● **Set of tasks**
1. Using the judgment excerpt, decide whether each statement agrees with it: (a) the Appellate Court allowed the appeal by its judgment dated 06.01.2005; (b) the Petitioner-husband's legal notice was dated 02.6.1997; (c) in a criminal case the accused is entitled to benefit of doubt. Answer yes or no for each and quote the deciding words.
2. Render this sentence from the judgment excerpt in Spanish: "Decision of a criminal case cannot be relied on as one binding in a civil action."

● **Source text**
17. Contention that there was no such incident as alleged on 22.2.1996 much argument was advanced submitting that even though criminal case in C.C.No.630/1998 ended in conviction, the Appeal preferred in C.A.No.224/2003 was allowed and Petitioner-husband and his brother and father were acquitted. In this Appeal, Petitioner-husband has filed C.M.P.No.627/2010 to receive copy of the Judgment in C.A.No.224/2003 and legal notice issued by him dated 07.5.1997 and reply by Respondent-wife dated 02.6.1997. By the order dated 13.04.2010, the documents filed by the Petitioner-husband ordered to be received as documents and marked as Exs.P1 to P3.
18. In the private complaint lodged by the Respondent-wife, she has averred about the demand of dowry and ill-treatment meted to her on 22.2.1996 and that her father-in-law attempted to cause injury to her with Coconut scrapper (nj’;fha;JUtp) and her brother-in-law provoked saying that they set fire to the Respondent by pouring kerosene. In the trial Court, C.C.No.630/1998 ended in conviction which was challenged by the Petitioner-husband and other accused in C.A.No.224/2003. Pointing out certain discrepancies in the evidence of Respondent-wife [RW1] and that there is no clarity as to the time of alleged ill-treatment and giving benefit of doubt, by the Judgment dated 06.01.2005 Appellate Court allowed the Appeal.
19. Laying emphasis upon Ex.P1 Judgment passed in C.A.No.224/2003, the learned counsel for Petitioner-husband contended that the finding of the Appellate Court would strengthen the Petitioner-husband’s case that there was no such harassment or ill-treatment as alleged by the Respondent-wife. Much emphasis was laid upon the findings of the Appellate Court in C.A.No.224/2003. Decision of a criminal case cannot be relied on as one binding in a civil action. Equally, the findings in a civil proceeding are not binding on a subsequent prosecution founded upon the same or similar allegations.
20. The standard of proof for imposing liability is widely different between the civil and criminal courts and while in a civil suit a Defendant can be made liable on preponderance of probabilities or the action decided on a mere consideration of the burden of proof in the absence of other evidence. Whereas in a criminal case the parties are to be proved beyond reasonable doubt and accused would also be entitled to benefit of doubt.
21. Judgment of the acquittal is irrelevant in a civil case based on the same cause of action, just as a judgment of conviction is irrelevant in a subsequent civil suit. 17. Holding that decision of a criminal case cannot be relied on as one binding in a civil action, in AIR 1966 Madras 425 [Krishnan Asari and another v. Adaikalam and others], the Supreme Court held as under:- " . any decision of a criminal case cannot be relied on as one binding in a civil action. Equally the findings in a civil proceeding are not binding on a subsequent prosecution founded upon the same or similar allegations."

(Element box records)
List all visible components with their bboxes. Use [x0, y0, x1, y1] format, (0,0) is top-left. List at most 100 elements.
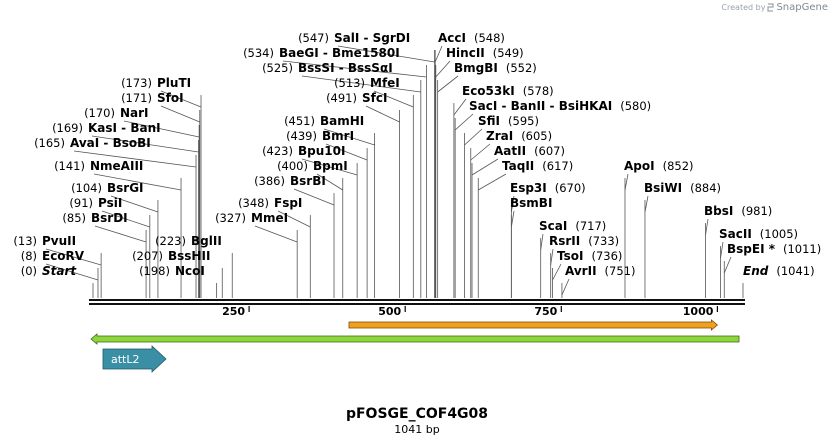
leader-bpu10i — [301, 158, 358, 176]
site-pos-bglii: (223) — [155, 234, 186, 248]
site-label-bspei: BspEI * — [727, 242, 776, 256]
site-pos-acci: (548) — [474, 31, 505, 45]
site-label-esp3i: Esp3I — [510, 181, 547, 195]
site-label-sali-sgrdi: SalI - SgrDI — [334, 31, 410, 45]
backbone-feature-arrow — [90, 333, 740, 345]
leader-bsmbi — [510, 210, 515, 228]
site-pos-bspei: (1011) — [783, 242, 821, 256]
site-pos-mfei: (513) — [334, 76, 365, 90]
leader-pluti — [160, 90, 202, 108]
leader-bsrgi — [110, 195, 159, 213]
site-label-bsshii: BssHII — [168, 249, 210, 263]
site-label-bglii: BglII — [191, 234, 222, 248]
ruler-label-250: 250 — [222, 305, 245, 318]
site-pos-sacii: (1005) — [760, 227, 798, 241]
site-pos-psii: (91) — [69, 196, 93, 210]
site-pos-nari: (170) — [84, 106, 115, 120]
site-pos-ncoi: (198) — [139, 264, 170, 278]
site-pos-saci-banii-bsihkai: (580) — [620, 99, 651, 113]
leader-sfoi — [160, 105, 200, 123]
site-label-acci: AccI — [438, 31, 466, 45]
site-pos-bmri: (439) — [286, 129, 317, 143]
leader-rsrii — [550, 248, 554, 266]
site-label-ecorv: EcoRV — [42, 249, 85, 263]
snapgene-text: SnapGene — [776, 2, 828, 13]
site-label-fspi: FspI — [274, 196, 302, 210]
site-label-rsrii: RsrII — [549, 234, 580, 248]
leader-nari — [123, 120, 200, 138]
site-pos-ecorv: (8) — [21, 249, 37, 263]
site-pos-avai-bsobi: (165) — [34, 136, 65, 150]
site-label-pluti: PluTI — [157, 76, 191, 90]
site-pos-zrai: (605) — [521, 129, 552, 143]
leader-mfei — [373, 90, 414, 108]
backbone — [89, 299, 745, 305]
orf-feature-arrow — [348, 319, 719, 331]
site-pos-sfii: (595) — [508, 114, 539, 128]
leader-nmeaiii — [93, 173, 182, 191]
site-label-sfoi: SfoI — [157, 91, 184, 105]
site-pos-apoi: (852) — [663, 159, 694, 173]
site-label-mfei: MfeI — [370, 76, 400, 90]
leader-bspei — [723, 256, 732, 274]
site-pos-sfci: (491) — [326, 91, 357, 105]
attl2-feature-label: attL2 — [111, 353, 140, 366]
site-label-bsrgi: BsrGI — [107, 181, 144, 195]
site-label-taqii: TaqII — [502, 159, 534, 173]
site-label-sacii: SacII — [719, 227, 752, 241]
site-label-hincii: HincII — [446, 46, 485, 60]
site-label-sfci: SfcI — [362, 91, 387, 105]
site-pos-eco53ki: (578) — [523, 84, 554, 98]
site-label-eco53ki: Eco53kI — [462, 84, 515, 98]
site-pos-bmgbi: (552) — [506, 61, 537, 75]
created-by-text: Created by — [721, 3, 766, 12]
leader-hincii — [435, 60, 451, 78]
leader-bsrdi — [94, 225, 147, 243]
leader-esp3i — [510, 195, 515, 213]
leader-bsiwi — [644, 195, 649, 213]
site-label-bamhi: BamHI — [320, 114, 364, 128]
site-pos-bpu10i: (423) — [262, 144, 293, 158]
attl2-feature-arrow — [102, 345, 167, 373]
site-pos-sali-sgrdi: (547) — [298, 31, 329, 45]
leader-fspi — [277, 210, 311, 228]
leader-scai — [540, 233, 544, 251]
site-label-bsrdi: BsrDI — [91, 211, 128, 225]
site-pos-bbsi: (981) — [741, 204, 772, 218]
site-label-mmei: MmeI — [251, 211, 288, 225]
site-label-aatii: AatII — [494, 144, 526, 158]
leader-ecorv — [45, 263, 99, 281]
site-pos-bpmi: (400) — [277, 159, 308, 173]
site-pos-tsoi: (736) — [591, 249, 622, 263]
site-label-nmeaiii: NmeAIII — [90, 159, 143, 173]
leader-avrii — [561, 278, 570, 296]
site-labels: PvuII (13) EcoRV (8) Start (0) BsrDI (85) PsiI (9… — [13, 31, 821, 278]
site-pos-end: (1041) — [776, 264, 814, 278]
leader-bpmi — [316, 173, 343, 191]
features: attL2 — [90, 319, 740, 373]
site-pos-bamhi: (451) — [284, 114, 315, 128]
site-label-bpmi: BpmI — [313, 159, 348, 173]
site-pos-baegi-bme1580i: (534) — [243, 46, 274, 60]
site-pos-bsiwi: (884) — [690, 181, 721, 195]
site-label-psii: PsiI — [98, 196, 122, 210]
ruler-label-500: 500 — [378, 305, 401, 318]
leader-psii — [101, 210, 150, 228]
plasmid-length: 1041 bp — [394, 423, 439, 436]
site-label-avai-bsobi: AvaI - BsoBI — [70, 136, 151, 150]
leader-sfci — [365, 105, 400, 123]
leader-acci — [434, 45, 443, 63]
site-label-tsoi: TsoI — [557, 249, 583, 263]
site-pos-rsrii: (733) — [588, 234, 619, 248]
site-label-zrai: ZraI — [486, 129, 513, 143]
site-label-bbsi: BbsI — [704, 204, 733, 218]
site-pos-nmeaiii: (141) — [54, 159, 85, 173]
site-pos-esp3i: (670) — [555, 181, 586, 195]
leader-apoi — [624, 173, 629, 191]
site-label-nari: NarI — [120, 106, 149, 120]
site-pos-bsrdi: (85) — [62, 211, 86, 225]
leader-lines — [45, 45, 744, 298]
site-label-ncoi: NcoI — [175, 264, 205, 278]
site-label-bsrbi: BsrBI — [290, 174, 326, 188]
site-label-pvuii: PvuII — [42, 234, 76, 248]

● **Answers for the tasks**
1.
(a) Yes: "by the Judgment dated 06.01.2005 Appellate Court allowed the Appeal."
(b) No: "legal notice issued by him dated 07.5.1997 and reply by Respondent-wife dated 02.6.1997."
(c) Yes: "accused would also be entitled to benefit of doubt."

2. La decisión de una causa penal no puede invocarse como vinculante en una acción civil.